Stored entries

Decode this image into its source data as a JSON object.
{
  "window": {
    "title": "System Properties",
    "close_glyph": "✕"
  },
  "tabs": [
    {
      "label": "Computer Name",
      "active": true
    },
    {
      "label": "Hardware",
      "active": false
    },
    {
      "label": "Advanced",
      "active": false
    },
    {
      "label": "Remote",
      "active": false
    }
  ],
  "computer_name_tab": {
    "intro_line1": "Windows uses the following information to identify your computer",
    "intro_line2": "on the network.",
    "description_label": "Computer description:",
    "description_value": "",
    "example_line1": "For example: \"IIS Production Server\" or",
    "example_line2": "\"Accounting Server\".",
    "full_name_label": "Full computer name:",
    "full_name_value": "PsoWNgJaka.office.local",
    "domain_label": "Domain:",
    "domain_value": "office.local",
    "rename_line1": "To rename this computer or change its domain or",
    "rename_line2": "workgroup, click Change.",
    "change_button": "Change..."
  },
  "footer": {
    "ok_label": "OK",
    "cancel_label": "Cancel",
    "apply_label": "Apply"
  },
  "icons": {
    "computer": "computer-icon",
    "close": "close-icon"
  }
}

**GIVEN EXERCISE:** Copy out the full set of records precisely, leaving nothing out.

**THE COMPLETED TASK:**
Decode this image into its source data as a JSON object.
{
  "window": {
    "title": "System Properties",
    "close_glyph": "✕"
  },
  "tabs": [
    {
      "label": "Computer Name",
      "active": true
    },
    {
      "label": "Hardware",
      "active": false
    },
    {
      "label": "Advanced",
      "active": false
    },
    {
      "label": "Remote",
      "active": false
    }
  ],
  "computer_name_tab": {
    "intro_line1": "Windows uses the following information to identify your computer",
    "intro_line2": "on the network.",
    "description_label": "Computer description:",
    "description_value": "",
    "example_line1": "For example: \"IIS Production Server\" or",
    "example_line2": "\"Accounting Server\".",
    "full_name_label": "Full computer name:",
    "full_name_value": "PsoWNgJaka.office.local",
    "domain_label": "Domain:",
    "domain_value": "office.local",
    "rename_line1": "To rename this computer or change its domain or",
    "rename_line2": "workgroup, click Change.",
    "change_button": "Change..."
  },
  "footer": {
    "ok_label": "OK",
    "cancel_label": "Cancel",
    "apply_label": "Apply"
  },
  "icons": {
    "computer": "computer-icon",
    "close": "close-icon"
  }
}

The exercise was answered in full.